▸ JOB 1
Translate this sentence from the passage on drunk-driving cases into Spanish: "Such sentences offer terrible examples and weaken the fear of punishment for those considering getting behind the wheel after a few drinks."
▸ JOB 2
From the passage on drunk-driving cases, output the words starting with "Fabio Salamanca, a" and going on through "the victims' families.", unchanged.
▸ JOB 3
Go on with the passage on drunk-driving cases from the point where it stops.

▸ DOCUMENT PASSAGE
•••••
In the most recent case, a woman hit a group of children and adults waiting for a bus to take them to the last day of school. One victim is in critical condition with head injuries, and an 11-year-old boy had to have his leg amputated.

But the driver, a 34-year-old psychologist, was freed and allowed to go home - altho it appears likely that she will ultimately be charged.

It's latest the latest travesty involving a drunk driver.

Fabio Salamanca, a wealthy young man, rear ended a taxi July 12, killing its two women passengers and leaving the taxi driver paralyzed. According to news reports, in late November Salamanca's charges were reduced, opening the possibility of home detention, after his family paid 'compensation' to the victims' families.

Last year, Juan Carlos Varela Bellini. heir to a wealthy Cali family, was drunk driving his Mercedes Benz in La Calera last year and ran over four motorcyclists, killing three and severely injuring a fourth. Varela's family paid the victims and the 27-year-old is serving his sentence in his family mansion.

Altho the victims, who are usually from humble backgrouinds, apparently agreed to these soft sentences, they did so for financial motives, not for justice. Such sentences offer terrible examples and weaken the fear of punishment for those considering getting behind the wheel after a few drinks.
•••••
Spatial annotation records

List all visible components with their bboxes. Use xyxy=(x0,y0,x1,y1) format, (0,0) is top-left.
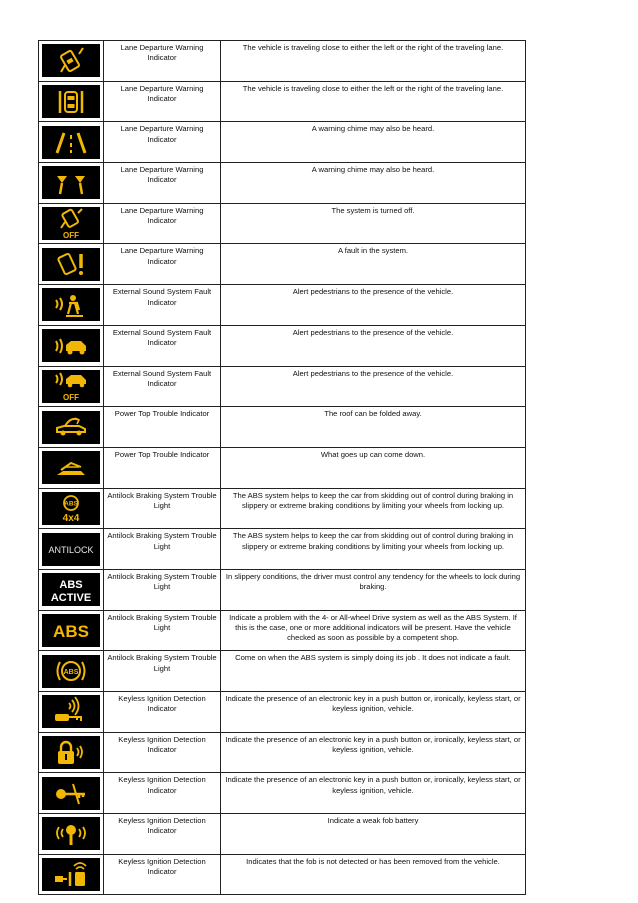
off-text: OFF xyxy=(63,230,79,240)
table-row xyxy=(39,325,526,366)
icon-cell xyxy=(39,81,104,122)
indicator-name: Lane Departure Warning Indicator xyxy=(104,41,221,82)
icon-cell xyxy=(39,285,104,326)
table-row xyxy=(39,163,526,204)
indicator-name: Antilock Braking System Trouble Light xyxy=(104,651,221,692)
icon-cell xyxy=(39,41,104,82)
pedestrian-sound-icon xyxy=(51,290,91,320)
table-row xyxy=(39,569,526,610)
4x4-text: 4x4 xyxy=(62,513,80,525)
lane-departure-car-icon xyxy=(51,46,91,76)
lane-departure-car-lines-icon xyxy=(51,87,91,117)
table-row xyxy=(39,81,526,122)
indicator-icon-box xyxy=(42,166,100,199)
lane-arrows-icon xyxy=(51,168,91,198)
indicator-description: Indicate a problem with the 4- or All-wheel Drive system as well as the ABS System. If this is the case, one or more additional indicators will be present. Have the vehicle checked as soon as possible by a competent shop. xyxy=(221,610,526,651)
indicator-description: A fault in the system. xyxy=(221,244,526,285)
table-row xyxy=(39,854,526,895)
indicator-name: Antilock Braking System Trouble Light xyxy=(104,488,221,529)
indicator-icon-box xyxy=(42,695,100,728)
indicator-icon-box xyxy=(42,573,100,606)
indicator-icon-box xyxy=(42,126,100,159)
abs-text: ABS xyxy=(53,622,89,642)
indicator-description: In slippery conditions, the driver must control any tendency for the wheels to lock during braking. xyxy=(221,569,526,610)
icon-cell xyxy=(39,244,104,285)
abs-text: ABS xyxy=(59,578,83,591)
indicator-icon-box xyxy=(42,655,100,688)
icon-cell xyxy=(39,569,104,610)
indicator-name: Lane Departure Warning Indicator xyxy=(104,81,221,122)
icon-cell xyxy=(39,447,104,488)
icon-cell xyxy=(39,488,104,529)
indicator-icon-box xyxy=(42,817,100,850)
off-text: OFF xyxy=(63,393,79,403)
table-row xyxy=(39,41,526,82)
indicator-icon-box xyxy=(42,777,100,810)
icon-cell xyxy=(39,163,104,204)
indicator-name: Antilock Braking System Trouble Light xyxy=(104,610,221,651)
convertible-roof-icon xyxy=(51,453,91,483)
indicator-icon-box xyxy=(42,288,100,321)
icon-cell xyxy=(39,203,104,244)
icon-cell xyxy=(39,407,104,448)
indicator-description: Indicate the presence of an electronic key in a push button or, ironically, keyless start, or keyless ignition, vehicle. xyxy=(221,773,526,814)
lane-departure-fault-icon xyxy=(51,249,91,279)
table-row xyxy=(39,651,526,692)
table-row xyxy=(39,488,526,529)
abs-circle-icon xyxy=(51,656,91,686)
abs-text: ABS xyxy=(63,669,79,677)
antilock-text-icon xyxy=(48,534,94,564)
indicator-description: The roof can be folded away. xyxy=(221,407,526,448)
table-row xyxy=(39,203,526,244)
indicator-description: The ABS system helps to keep the car from skidding out of control during braking in slippery or extreme braking conditions by limiting your wheels from locking up. xyxy=(221,488,526,529)
icon-cell xyxy=(39,651,104,692)
indicator-name: Power Top Trouble Indicator xyxy=(104,407,221,448)
indicator-description: Alert pedestrians to the presence of the vehicle. xyxy=(221,325,526,366)
table-row xyxy=(39,692,526,733)
indicator-name: External Sound System Fault Indicator xyxy=(104,285,221,326)
indicator-name: Lane Departure Warning Indicator xyxy=(104,163,221,204)
active-text: ACTIVE xyxy=(50,591,92,604)
icon-cell xyxy=(39,366,104,407)
indicator-icon-box xyxy=(42,411,100,444)
indicator-name: Keyless Ignition Detection Indicator xyxy=(104,854,221,895)
table-row xyxy=(39,773,526,814)
key-fob-signal-icon xyxy=(51,697,91,727)
icon-cell xyxy=(39,325,104,366)
icon-cell xyxy=(39,692,104,733)
indicator-icon-box xyxy=(42,858,100,891)
indicator-icon-box xyxy=(42,451,100,484)
indicator-name: External Sound System Fault Indicator xyxy=(104,366,221,407)
icon-cell xyxy=(39,814,104,855)
abs-text: ABS xyxy=(64,500,78,508)
indicator-description: Indicate a weak fob battery xyxy=(221,814,526,855)
indicator-name: Keyless Ignition Detection Indicator xyxy=(104,814,221,855)
icon-cell xyxy=(39,773,104,814)
car-sound-icon xyxy=(51,331,91,361)
indicator-icon-box xyxy=(42,329,100,362)
indicator-description: Indicate the presence of an electronic key in a push button or, ironically, keyless start, or keyless ignition, vehicle. xyxy=(221,692,526,733)
indicator-icon-box xyxy=(42,248,100,281)
icon-cell xyxy=(39,732,104,773)
antilock-text: ANTILOCK xyxy=(48,545,94,556)
table-row xyxy=(39,285,526,326)
indicator-name: Power Top Trouble Indicator xyxy=(104,447,221,488)
key-slash-icon xyxy=(51,778,91,808)
indicator-name: Keyless Ignition Detection Indicator xyxy=(104,773,221,814)
indicator-description: A warning chime may also be heard. xyxy=(221,122,526,163)
icon-cell xyxy=(39,854,104,895)
indicator-description: Alert pedestrians to the presence of the vehicle. xyxy=(221,366,526,407)
abs-active-icon xyxy=(51,575,91,605)
table-row xyxy=(39,447,526,488)
indicator-name: External Sound System Fault Indicator xyxy=(104,325,221,366)
indicator-icon-box xyxy=(42,370,100,403)
indicator-description: Alert pedestrians to the presence of the vehicle. xyxy=(221,285,526,326)
indicator-icon-box xyxy=(42,44,100,77)
indicator-name: Lane Departure Warning Indicator xyxy=(104,122,221,163)
indicator-description: Indicates that the fob is not detected or has been removed from the vehicle. xyxy=(221,854,526,895)
indicator-description: A warning chime may also be heard. xyxy=(221,163,526,204)
warning-lights-table xyxy=(38,40,526,895)
table-row xyxy=(39,610,526,651)
table-row xyxy=(39,407,526,448)
indicator-icon-box xyxy=(42,614,100,647)
table-row xyxy=(39,529,526,570)
indicator-name: Keyless Ignition Detection Indicator xyxy=(104,732,221,773)
table-row xyxy=(39,122,526,163)
indicator-description: Come on when the ABS system is simply doing its job . It does not indicate a fault. xyxy=(221,651,526,692)
table-row xyxy=(39,732,526,773)
indicator-icon-box xyxy=(42,207,100,240)
key-signal-icon xyxy=(51,819,91,849)
indicator-description: The ABS system helps to keep the car from skidding out of control during braking in slippery or extreme braking conditions by limiting your wheels from locking up. xyxy=(221,529,526,570)
car-sound-off-icon xyxy=(51,371,91,401)
indicator-description: The vehicle is traveling close to either the left or the right of the traveling lane. xyxy=(221,41,526,82)
indicator-icon-box xyxy=(42,85,100,118)
indicator-name: Antilock Braking System Trouble Light xyxy=(104,569,221,610)
indicator-name: Lane Departure Warning Indicator xyxy=(104,203,221,244)
fob-not-detected-icon xyxy=(51,860,91,890)
indicator-description: Indicate the presence of an electronic key in a push button or, ironically, keyless start, or keyless ignition, vehicle. xyxy=(221,732,526,773)
icon-cell xyxy=(39,529,104,570)
lane-departure-off-icon xyxy=(51,209,91,239)
indicator-description: The system is turned off. xyxy=(221,203,526,244)
lane-lines-icon xyxy=(51,127,91,157)
abs-text-icon xyxy=(51,615,91,645)
abs-4x4-icon xyxy=(51,493,91,523)
table-row xyxy=(39,244,526,285)
icon-cell xyxy=(39,122,104,163)
table-row xyxy=(39,366,526,407)
indicator-description: What goes up can come down. xyxy=(221,447,526,488)
lock-fob-icon xyxy=(51,738,91,768)
indicator-name: Keyless Ignition Detection Indicator xyxy=(104,692,221,733)
indicator-name: Antilock Braking System Trouble Light xyxy=(104,529,221,570)
icon-cell xyxy=(39,610,104,651)
indicator-icon-box xyxy=(42,736,100,769)
indicator-description: The vehicle is traveling close to either the left or the right of the traveling lane. xyxy=(221,81,526,122)
indicator-name: Lane Departure Warning Indicator xyxy=(104,244,221,285)
indicator-icon-box xyxy=(42,492,100,525)
convertible-top-icon xyxy=(51,412,91,442)
table-row xyxy=(39,814,526,855)
indicator-icon-box xyxy=(42,533,100,566)
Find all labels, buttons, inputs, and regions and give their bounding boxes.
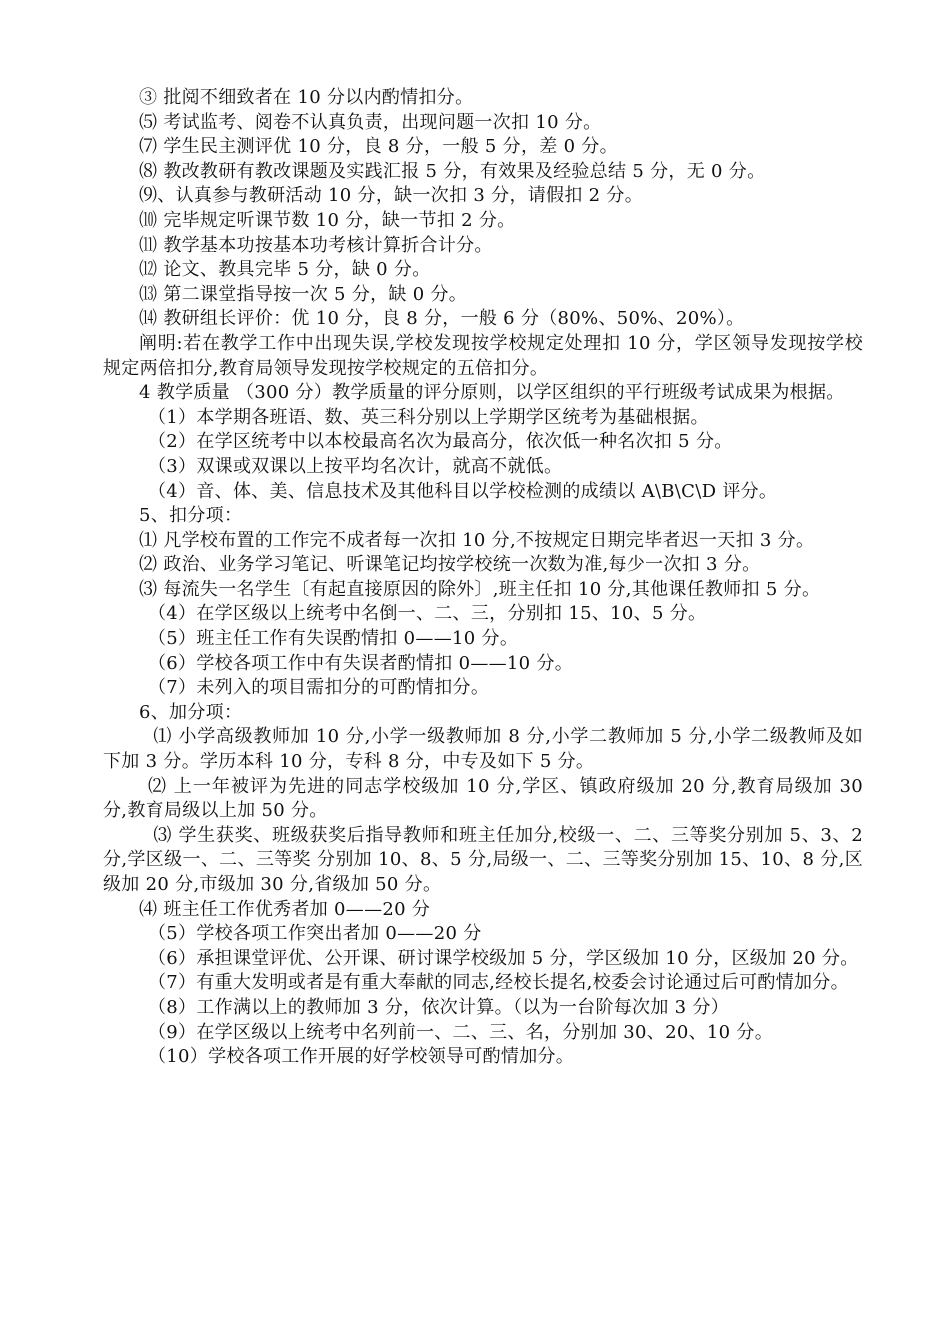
document-body [103,86,863,1070]
paragraph: ⑴ 小学高级教师加 10 分,小学一级教师加 8 分,小学二教师加 5 分,小学二级教师及如下加 3 分。学历本科 10 分，专科 8 分，中专及如下 5 分。 [103,726,863,773]
paragraph: （8）工作满以上的教师加 3 分，依次计算。（以为一台阶每次加 3 分） [148,996,730,1018]
paragraph: 5、扣分项： [139,505,243,527]
paragraph: ⑶ 学生获奖、班级获奖后指导教师和班主任加分,校级一、二、三等奖分别加 5、3、2 分,学区级一、二、三等奖 分别加 10、8、5 分,局级一、二、三等奖分别加 15、10、8 分,区级加 20 分,市级加 30 分,省级加 50 分。 [103,824,863,895]
paragraph: ⑽ 完毕规定听课节数 10 分，缺一节扣 2 分。 [139,209,516,231]
paragraph: ⑺ 学生民主测评优 10 分，良 8 分，一般 5 分，差 0 分。 [139,136,618,158]
paragraph: （2）在学区统考中以本校最高名次为最高分，依次低一种名次扣 5 分。 [148,431,733,453]
paragraph: （1）本学期各班语、数、英三科分别以上学期学区统考为基础根据。 [148,406,709,428]
paragraph: ⒁ 教研组长评价：优 10 分，良 8 分，一般 6 分（80%、50%、20%）。 [139,308,745,330]
paragraph: ③ 批阅不细致者在 10 分以内酌情扣分。 [139,87,474,108]
paragraph: ⑼、认真参与教研活动 10 分，缺一次扣 3 分，请假扣 2 分。 [139,185,644,207]
paragraph: （9）在学区级以上统考中名列前一、二、三、名，分别加 30、20、10 分。 [148,1021,774,1043]
paragraph: （4）音、体、美、信息技术及其他科目以学校检测的成绩以 A\B\C\D 评分。 [148,480,778,502]
paragraph: （6）学校各项工作中有失误者酌情扣 0——10 分。 [148,652,574,674]
paragraph: ⑻ 教改教研有教改课题及实践汇报 5 分，有效果及经验总结 5 分，无 0 分。 [139,160,766,182]
paragraph: （5）学校各项工作突出者加 0——20 分 [148,923,482,945]
paragraph: ⑿ 论文、教具完毕 5 分，缺 0 分。 [139,259,431,281]
paragraph: （5）班主任工作有失误酌情扣 0——10 分。 [148,628,519,650]
paragraph: ⑾ 教学基本功按基本功考核计算折合计分。 [139,234,493,256]
paragraph: ⑷ 班主任工作优秀者加 0——20 分 [139,898,431,920]
paragraph: ⑸ 考试监考、阅卷不认真负责，出现问题一次扣 10 分。 [139,111,602,133]
paragraph: ⑵ 政治、业务学习笔记、听课笔记均按学校统一次数为准,每少一次扣 3 分。 [139,554,761,576]
paragraph: （7）未列入的项目需扣分的可酌情扣分。 [148,677,490,699]
paragraph: 6、加分项： [139,701,243,723]
paragraph: ⑵ 上一年被评为先进的同志学校级加 10 分,学区、镇政府级加 20 分,教育局级加 30 分,教育局级以上加 50 分。 [103,775,863,822]
paragraph: ⑶ 每流失一名学生〔有起直接原因的除外〕,班主任扣 10 分,其他课任教师扣 5 分。 [139,578,821,600]
paragraph: 阐明:若在教学工作中出现失误,学校发现按学校规定处理扣 10 分，学区领导发现按学校规定两倍扣分,教育局领导发现按学校规定的五倍扣分。 [103,332,863,379]
paragraph: 4 教学质量 （300 分）教学质量的评分原则，以学区组织的平行班级考试成果为根据。 [139,382,845,404]
paragraph: （7）有重大发明或者是有重大奉献的同志,经校长提名,校委会讨论通过后可酌情加分。 [148,972,849,994]
paragraph: （3）双课或双课以上按平均名次计，就高不就低。 [148,455,563,477]
paragraph: ⒀ 第二课堂指导按一次 5 分，缺 0 分。 [139,283,468,305]
paragraph: ⑴ 凡学校布置的工作完不成者每一次扣 10 分,不按规定日期完毕者迟一天扣 3 分。 [139,529,815,551]
paragraph: （10）学校各项工作开展的好学校领导可酌情加分。 [148,1046,575,1068]
paragraph: （4）在学区级以上统考中名倒一、二、三，分别扣 15、10、5 分。 [148,603,707,625]
paragraph: （6）承担课堂评优、公开课、研讨课学校级加 5 分，学区级加 10 分，区级加 20 分。 [148,947,859,969]
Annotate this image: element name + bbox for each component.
•••••
▸ EXERCISE OUTPUT 1
Tales sentencias ofrecen pésimos ejemplos y debilitan el temor al castigo de quienes piensan ponerse al volante después de unos tragos.

▸ EXERCISE OUTPUT 2
Fabio Salamanca, a wealthy young man, rear ended a taxi July 12, killing its two women passengers and leaving the taxi driver paralyzed. According to news reports, in late November Salamanca's charges were reduced, opening the possibility of home detention, after his family paid 'compensation' to the victims' families.

▸ EXERCISE OUTPUT 3
For me, these cases also create an absurd contrast with what happened to an acquaintance who made products like soaps out of marijuana. (I'm sure he smoked the stuff, two.) Riding the bus back to Bogotá after a purchasing trip, police discovered he was carrying several kilos of marijuana. The guy is now serving a seven year prison sentence. (And no home detention for him.)

The case is particularly ironic to me, since marijuana use may actually reduce highway fatalities. That's because driving, while high on pot is certainly dangerous, it's less dangerous than driving after drinking alchohol. And, where pot is easily available, some consumers apparently shift from highly dangerous alcohol to less-dangerous marijuana, making the roads safer.